(Dataset records)

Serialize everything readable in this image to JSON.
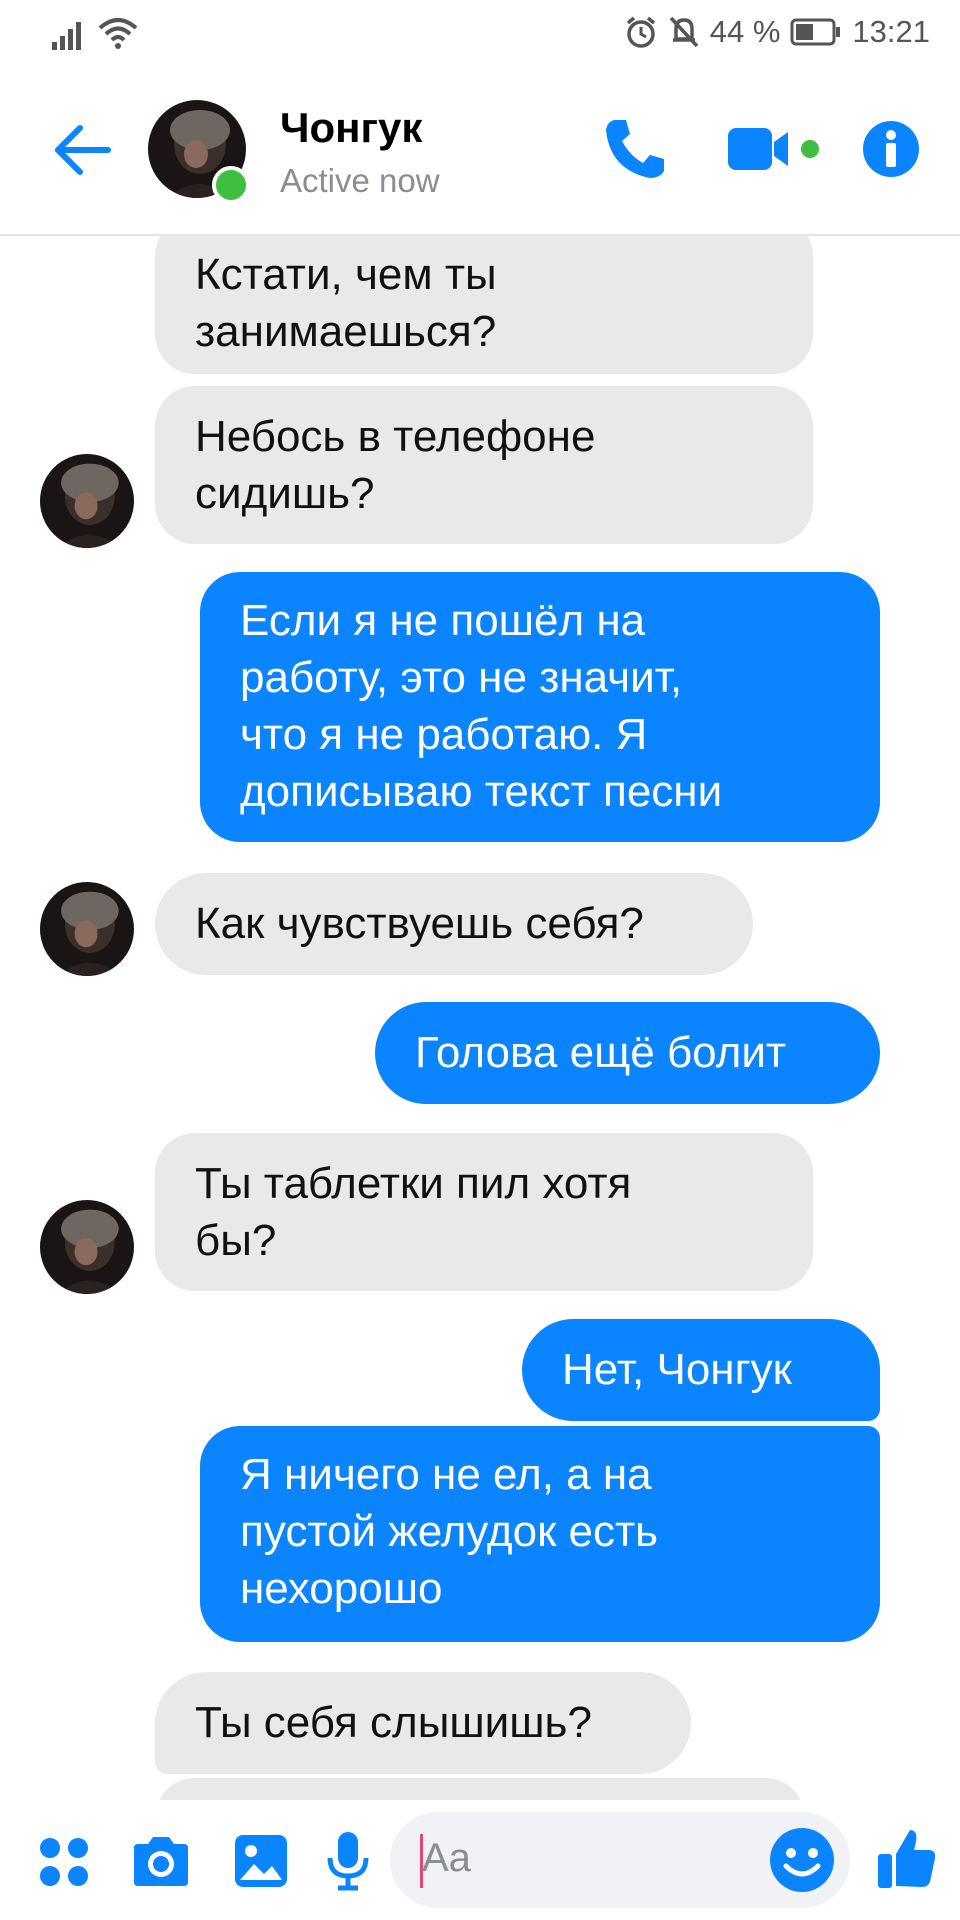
{
  "status_bar": {
    "battery_percent": "44 %",
    "time": "13:21"
  },
  "header": {
    "contact_name": "Чонгук",
    "contact_status": "Active now"
  },
  "messages": [
    {
      "from": "contact",
      "text": "Кстати, чем ты\nзанимаешься?"
    },
    {
      "from": "contact",
      "text": "Небось в телефоне\nсидишь?"
    },
    {
      "from": "me",
      "text": "Если я не пошёл на\nработу, это не значит,\nчто я не работаю. Я\nдописываю текст песни"
    },
    {
      "from": "contact",
      "text": "Как чувствуешь себя?"
    },
    {
      "from": "me",
      "text": "Голова ещё болит"
    },
    {
      "from": "contact",
      "text": "Ты таблетки пил хотя\nбы?"
    },
    {
      "from": "me",
      "text": "Нет, Чонгук"
    },
    {
      "from": "me",
      "text": "Я ничего не ел, а на\nпустой желудок есть\nнехорошо"
    },
    {
      "from": "contact",
      "text": "Ты себя слышишь?"
    }
  ],
  "composer": {
    "placeholder": "Aa"
  },
  "colors": {
    "accent": "#0a84ff",
    "incoming_bubble": "#e9e9eb",
    "online": "#3fbf3f"
  },
  "icons": [
    "back-arrow-icon",
    "phone-icon",
    "video-camera-icon",
    "info-icon",
    "menu-dots-icon",
    "camera-icon",
    "image-icon",
    "microphone-icon",
    "emoji-icon",
    "thumbs-up-icon"
  ]
}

# Short task
Search the records for the word "себя", then list every line that has it.

# The reply
      "text": "Как чувствуешь себя?"
      "text": "Ты себя слышишь?"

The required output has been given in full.